Extract each line holding the word "照这样计算" from the entries.
=======
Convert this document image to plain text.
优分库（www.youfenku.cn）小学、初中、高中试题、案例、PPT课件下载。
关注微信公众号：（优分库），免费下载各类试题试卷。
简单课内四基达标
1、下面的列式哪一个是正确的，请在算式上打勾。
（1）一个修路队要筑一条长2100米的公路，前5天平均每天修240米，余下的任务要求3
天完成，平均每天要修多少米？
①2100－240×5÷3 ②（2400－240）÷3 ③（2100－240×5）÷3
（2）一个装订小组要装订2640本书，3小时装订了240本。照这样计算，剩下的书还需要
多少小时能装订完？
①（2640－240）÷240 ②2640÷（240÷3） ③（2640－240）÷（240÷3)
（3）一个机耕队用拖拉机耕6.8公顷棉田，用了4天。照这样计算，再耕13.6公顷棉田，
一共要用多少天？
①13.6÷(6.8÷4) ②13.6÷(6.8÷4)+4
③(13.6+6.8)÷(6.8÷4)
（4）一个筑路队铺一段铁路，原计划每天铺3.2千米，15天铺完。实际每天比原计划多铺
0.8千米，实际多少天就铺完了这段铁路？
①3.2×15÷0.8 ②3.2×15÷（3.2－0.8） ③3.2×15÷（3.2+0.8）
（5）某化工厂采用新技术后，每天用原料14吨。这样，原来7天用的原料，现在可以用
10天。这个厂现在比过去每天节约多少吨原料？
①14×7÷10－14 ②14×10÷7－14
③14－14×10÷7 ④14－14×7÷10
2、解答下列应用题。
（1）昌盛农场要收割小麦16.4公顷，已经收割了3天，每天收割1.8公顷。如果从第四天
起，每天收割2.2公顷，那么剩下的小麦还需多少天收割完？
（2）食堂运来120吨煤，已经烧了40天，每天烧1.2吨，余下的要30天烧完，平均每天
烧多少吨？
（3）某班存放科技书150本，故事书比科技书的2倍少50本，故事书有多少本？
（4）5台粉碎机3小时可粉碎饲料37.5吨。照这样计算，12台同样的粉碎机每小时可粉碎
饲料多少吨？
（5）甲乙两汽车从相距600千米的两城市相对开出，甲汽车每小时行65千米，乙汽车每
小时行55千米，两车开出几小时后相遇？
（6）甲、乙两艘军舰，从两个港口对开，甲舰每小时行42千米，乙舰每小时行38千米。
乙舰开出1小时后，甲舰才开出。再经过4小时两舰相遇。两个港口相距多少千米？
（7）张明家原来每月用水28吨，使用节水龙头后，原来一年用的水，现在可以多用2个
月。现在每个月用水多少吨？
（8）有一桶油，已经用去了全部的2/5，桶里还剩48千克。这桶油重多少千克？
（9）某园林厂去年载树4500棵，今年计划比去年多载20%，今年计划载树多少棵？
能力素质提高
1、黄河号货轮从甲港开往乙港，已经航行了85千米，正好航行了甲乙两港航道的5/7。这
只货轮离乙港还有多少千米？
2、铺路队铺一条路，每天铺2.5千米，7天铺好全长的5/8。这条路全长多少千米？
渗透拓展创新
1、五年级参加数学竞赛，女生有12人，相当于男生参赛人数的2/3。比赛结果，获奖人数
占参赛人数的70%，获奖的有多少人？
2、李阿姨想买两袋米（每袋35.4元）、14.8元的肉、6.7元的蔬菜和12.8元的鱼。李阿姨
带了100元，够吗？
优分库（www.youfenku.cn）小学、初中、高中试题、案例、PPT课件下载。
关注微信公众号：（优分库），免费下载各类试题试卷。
=======
:: The response ::
（2）一个装订小组要装订2640本书，3小时装订了240本。照这样计算，剩下的书还需要
（3）一个机耕队用拖拉机耕6.8公顷棉田，用了4天。照这样计算，再耕13.6公顷棉田，
（4）5台粉碎机3小时可粉碎饲料37.5吨。照这样计算，12台同样的粉碎机每小时可粉碎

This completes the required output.